EXERCISE INSTRUCTIONS |
Please output the records below in full, exactly as given, but without the images.

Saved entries
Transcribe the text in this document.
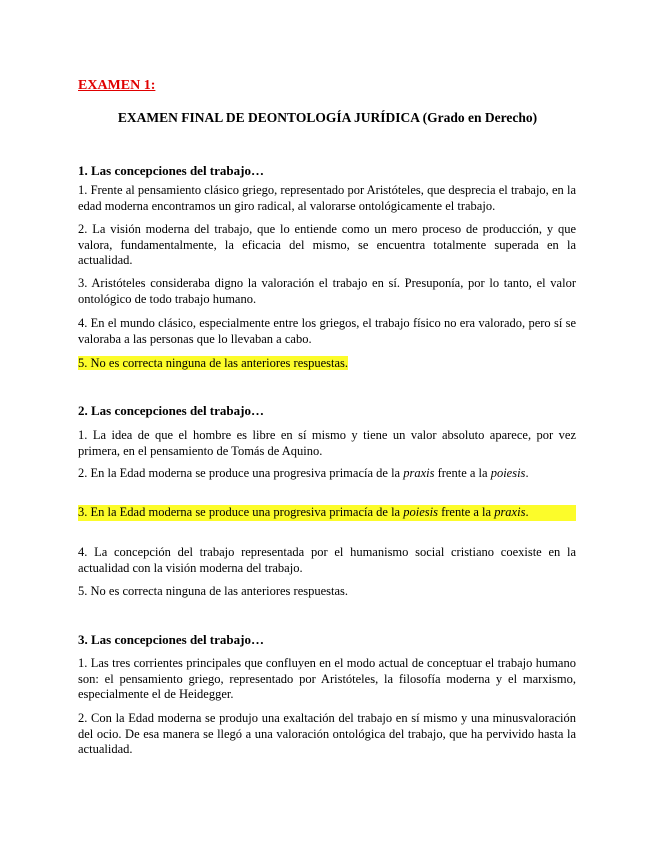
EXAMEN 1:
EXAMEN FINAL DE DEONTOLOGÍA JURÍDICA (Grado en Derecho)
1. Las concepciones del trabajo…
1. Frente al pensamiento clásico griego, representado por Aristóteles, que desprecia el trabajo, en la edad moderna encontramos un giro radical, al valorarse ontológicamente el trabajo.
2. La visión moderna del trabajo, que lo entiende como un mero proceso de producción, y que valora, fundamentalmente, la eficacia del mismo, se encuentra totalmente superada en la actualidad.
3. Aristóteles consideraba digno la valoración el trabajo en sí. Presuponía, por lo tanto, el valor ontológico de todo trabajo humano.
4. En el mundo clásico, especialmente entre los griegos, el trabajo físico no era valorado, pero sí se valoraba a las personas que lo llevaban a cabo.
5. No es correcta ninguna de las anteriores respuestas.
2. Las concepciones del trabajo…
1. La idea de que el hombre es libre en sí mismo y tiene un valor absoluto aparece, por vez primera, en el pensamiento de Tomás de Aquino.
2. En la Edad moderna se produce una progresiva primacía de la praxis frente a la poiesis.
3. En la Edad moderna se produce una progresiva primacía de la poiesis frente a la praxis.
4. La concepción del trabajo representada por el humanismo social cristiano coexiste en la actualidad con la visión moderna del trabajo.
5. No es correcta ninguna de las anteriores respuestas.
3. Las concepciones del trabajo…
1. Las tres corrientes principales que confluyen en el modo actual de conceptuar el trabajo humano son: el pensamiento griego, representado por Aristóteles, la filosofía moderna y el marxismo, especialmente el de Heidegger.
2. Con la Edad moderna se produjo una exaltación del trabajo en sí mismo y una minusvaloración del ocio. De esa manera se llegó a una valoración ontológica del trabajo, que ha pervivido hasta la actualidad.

ANSWER |
Transcribe the text in this document.
EXAMEN 1:
EXAMEN FINAL DE DEONTOLOGÍA JURÍDICA (Grado en Derecho)
1. Las concepciones del trabajo…
1. Frente al pensamiento clásico griego, representado por Aristóteles, que desprecia el trabajo, en la edad moderna encontramos un giro radical, al valorarse ontológicamente el trabajo.
2. La visión moderna del trabajo, que lo entiende como un mero proceso de producción, y que valora, fundamentalmente, la eficacia del mismo, se encuentra totalmente superada en la actualidad.
3. Aristóteles consideraba digno la valoración el trabajo en sí. Presuponía, por lo tanto, el valor ontológico de todo trabajo humano.
4. En el mundo clásico, especialmente entre los griegos, el trabajo físico no era valorado, pero sí se valoraba a las personas que lo llevaban a cabo.
5. No es correcta ninguna de las anteriores respuestas.
2. Las concepciones del trabajo…
1. La idea de que el hombre es libre en sí mismo y tiene un valor absoluto aparece, por vez primera, en el pensamiento de Tomás de Aquino.
2. En la Edad moderna se produce una progresiva primacía de la praxis frente a la poiesis.
3. En la Edad moderna se produce una progresiva primacía de la poiesis frente a la praxis.
4. La concepción del trabajo representada por el humanismo social cristiano coexiste en la actualidad con la visión moderna del trabajo.
5. No es correcta ninguna de las anteriores respuestas.
3. Las concepciones del trabajo…
1. Las tres corrientes principales que confluyen en el modo actual de conceptuar el trabajo humano son: el pensamiento griego, representado por Aristóteles, la filosofía moderna y el marxismo, especialmente el de Heidegger.
2. Con la Edad moderna se produjo una exaltación del trabajo en sí mismo y una minusvaloración del ocio. De esa manera se llegó a una valoración ontológica del trabajo, que ha pervivido hasta la actualidad.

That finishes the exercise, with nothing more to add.